Provided records:
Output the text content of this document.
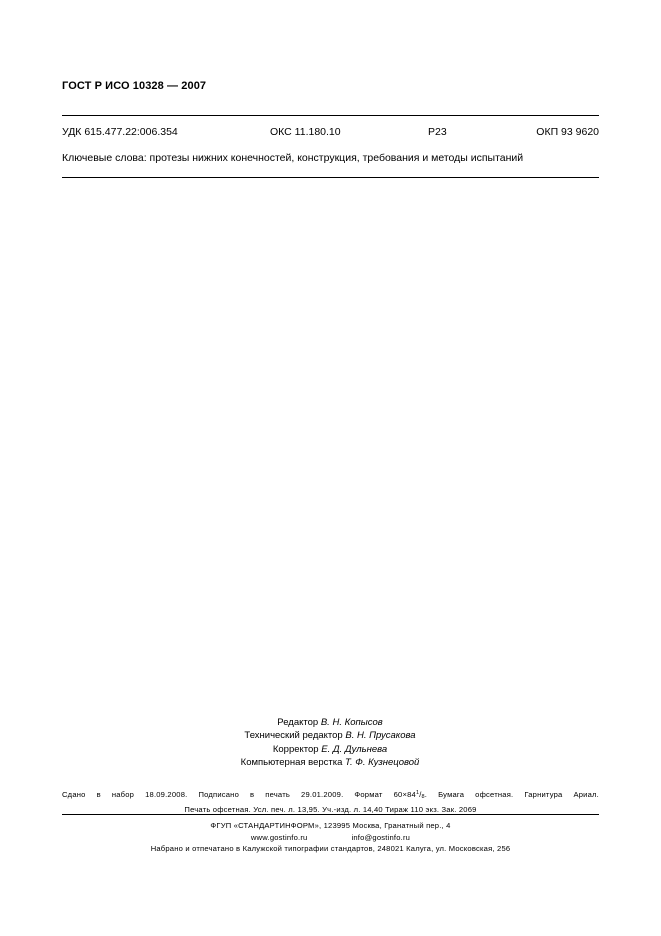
ГОСТ Р ИСО 10328 — 2007
УДК 615.477.22:006.354	ОКС 11.180.10	Р23	ОКП 93 9620
Ключевые слова: протезы нижних конечностей, конструкция, требования и методы испытаний
Редактор В. Н. Копысов
Технический редактор В. Н. Прусакова
Корректор Е. Д. Дульнева
Компьютерная верстка Т. Ф. Кузнецовой
Сдано в набор 18.09.2008. Подписано в печать 29.01.2009. Формат $60\times 84^1/_8$. Бумага офсетная. Гарнитура Ариал.
Печать офсетная. Усл. печ. л. 13,95. Уч.-изд. л. 14,40 Тираж 110 экз. Зак. 2069
ФГУП «СТАНДАРТИНФОРМ», 123995 Москва, Гранатный пер., 4
www.gostinfo.ru	info@gostinfo.ru
Набрано и отпечатано в Калужской типографии стандартов, 248021 Калуга, ул. Московская, 256
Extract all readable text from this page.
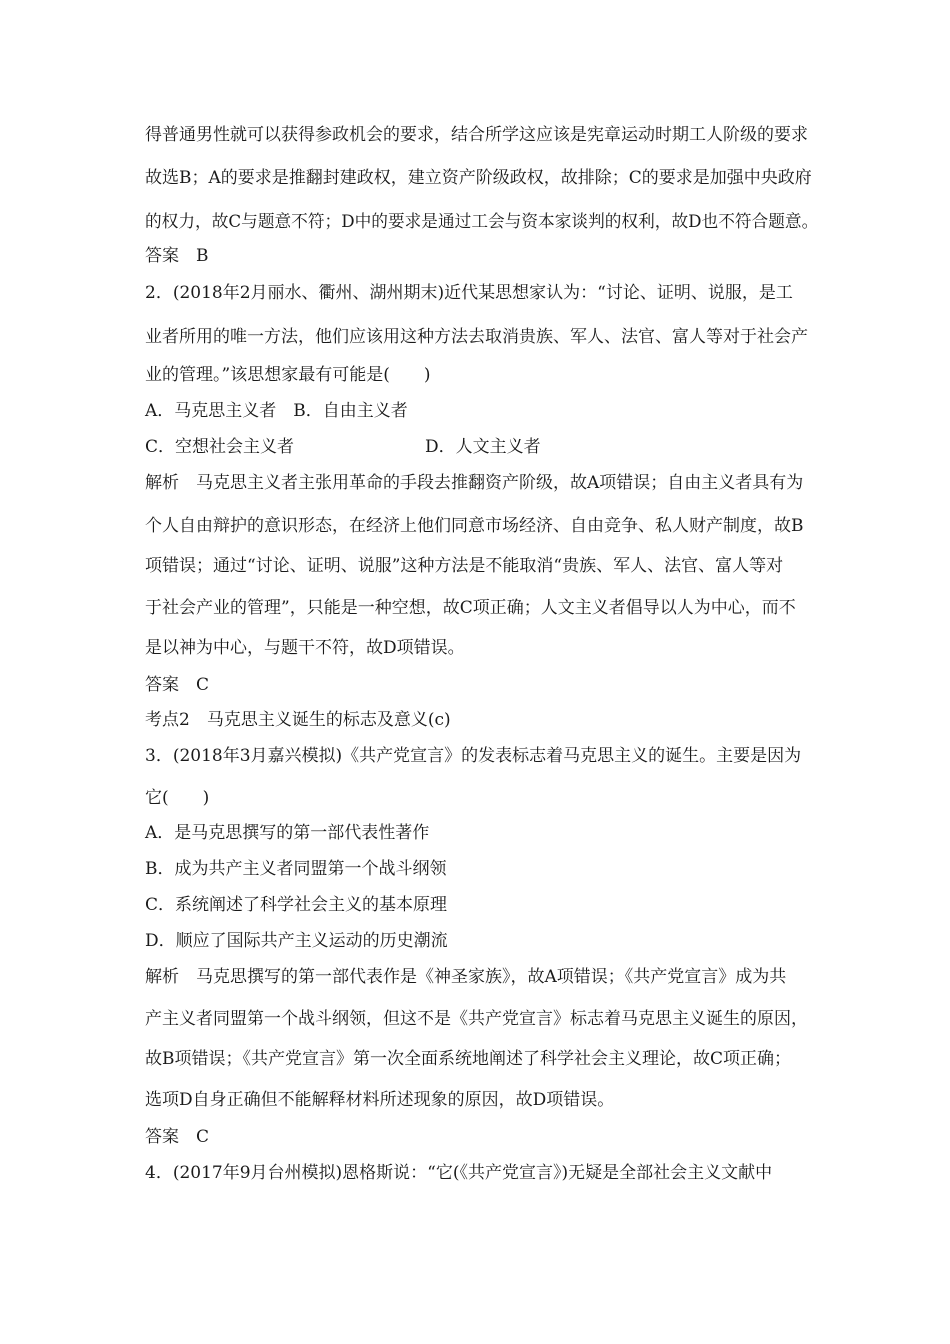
得普通男性就可以获得参政机会的要求，结合所学这应该是宪章运动时期工人阶级的要求
故选B；A的要求是推翻封建政权，建立资产阶级政权，故排除；C的要求是加强中央政府
的权力，故C与题意不符；D中的要求是通过工会与资本家谈判的权利，故D也不符合题意。
答案　B
2．(2018年2月丽水、衢州、湖州期末)近代某思想家认为：“讨论、证明、说服，是工
业者所用的唯一方法，他们应该用这种方法去取消贵族、军人、法官、富人等对于社会产
业的管理。”该思想家最有可能是(　　)
A．马克思主义者　B．自由主义者
C．空想社会主义者	D．人文主义者
解析　马克思主义者主张用革命的手段去推翻资产阶级，故A项错误；自由主义者具有为
个人自由辩护的意识形态，在经济上他们同意市场经济、自由竞争、私人财产制度，故B
项错误；通过“讨论、证明、说服”这种方法是不能取消“贵族、军人、法官、富人等对
于社会产业的管理”，只能是一种空想，故C项正确；人文主义者倡导以人为中心，而不
是以神为中心，与题干不符，故D项错误。
答案　C
考点2　马克思主义诞生的标志及意义(c)
3．(2018年3月嘉兴模拟)《共产党宣言》的发表标志着马克思主义的诞生。主要是因为
它(　　)
A．是马克思撰写的第一部代表性著作
B．成为共产主义者同盟第一个战斗纲领
C．系统阐述了科学社会主义的基本原理
D．顺应了国际共产主义运动的历史潮流
解析　马克思撰写的第一部代表作是《神圣家族》，故A项错误；《共产党宣言》成为共
产主义者同盟第一个战斗纲领，但这不是《共产党宣言》标志着马克思主义诞生的原因，
故B项错误；《共产党宣言》第一次全面系统地阐述了科学社会主义理论，故C项正确；
选项D自身正确但不能解释材料所述现象的原因，故D项错误。
答案　C
4．(2017年9月台州模拟)恩格斯说：“它(《共产党宣言》)无疑是全部社会主义文献中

Exercise goal:
Retype the lines exactly as they appear, beginning with the line that contains "Extract all readable text from this page." and ending with the final line of the entries, and omit the pictures.

Response:
Extract all readable text from this page.
得普通男性就可以获得参政机会的要求，结合所学这应该是宪章运动时期工人阶级的要求
故选B；A的要求是推翻封建政权，建立资产阶级政权，故排除；C的要求是加强中央政府
的权力，故C与题意不符；D中的要求是通过工会与资本家谈判的权利，故D也不符合题意。
答案　B
2．(2018年2月丽水、衢州、湖州期末)近代某思想家认为：“讨论、证明、说服，是工
业者所用的唯一方法，他们应该用这种方法去取消贵族、军人、法官、富人等对于社会产
业的管理。”该思想家最有可能是(　　)
A．马克思主义者　B．自由主义者
C．空想社会主义者	D．人文主义者
解析　马克思主义者主张用革命的手段去推翻资产阶级，故A项错误；自由主义者具有为
个人自由辩护的意识形态，在经济上他们同意市场经济、自由竞争、私人财产制度，故B
项错误；通过“讨论、证明、说服”这种方法是不能取消“贵族、军人、法官、富人等对
于社会产业的管理”，只能是一种空想，故C项正确；人文主义者倡导以人为中心，而不
是以神为中心，与题干不符，故D项错误。
答案　C
考点2　马克思主义诞生的标志及意义(c)
3．(2018年3月嘉兴模拟)《共产党宣言》的发表标志着马克思主义的诞生。主要是因为
它(　　)
A．是马克思撰写的第一部代表性著作
B．成为共产主义者同盟第一个战斗纲领
C．系统阐述了科学社会主义的基本原理
D．顺应了国际共产主义运动的历史潮流
解析　马克思撰写的第一部代表作是《神圣家族》，故A项错误；《共产党宣言》成为共
产主义者同盟第一个战斗纲领，但这不是《共产党宣言》标志着马克思主义诞生的原因，
故B项错误；《共产党宣言》第一次全面系统地阐述了科学社会主义理论，故C项正确；
选项D自身正确但不能解释材料所述现象的原因，故D项错误。
答案　C
4．(2017年9月台州模拟)恩格斯说：“它(《共产党宣言》)无疑是全部社会主义文献中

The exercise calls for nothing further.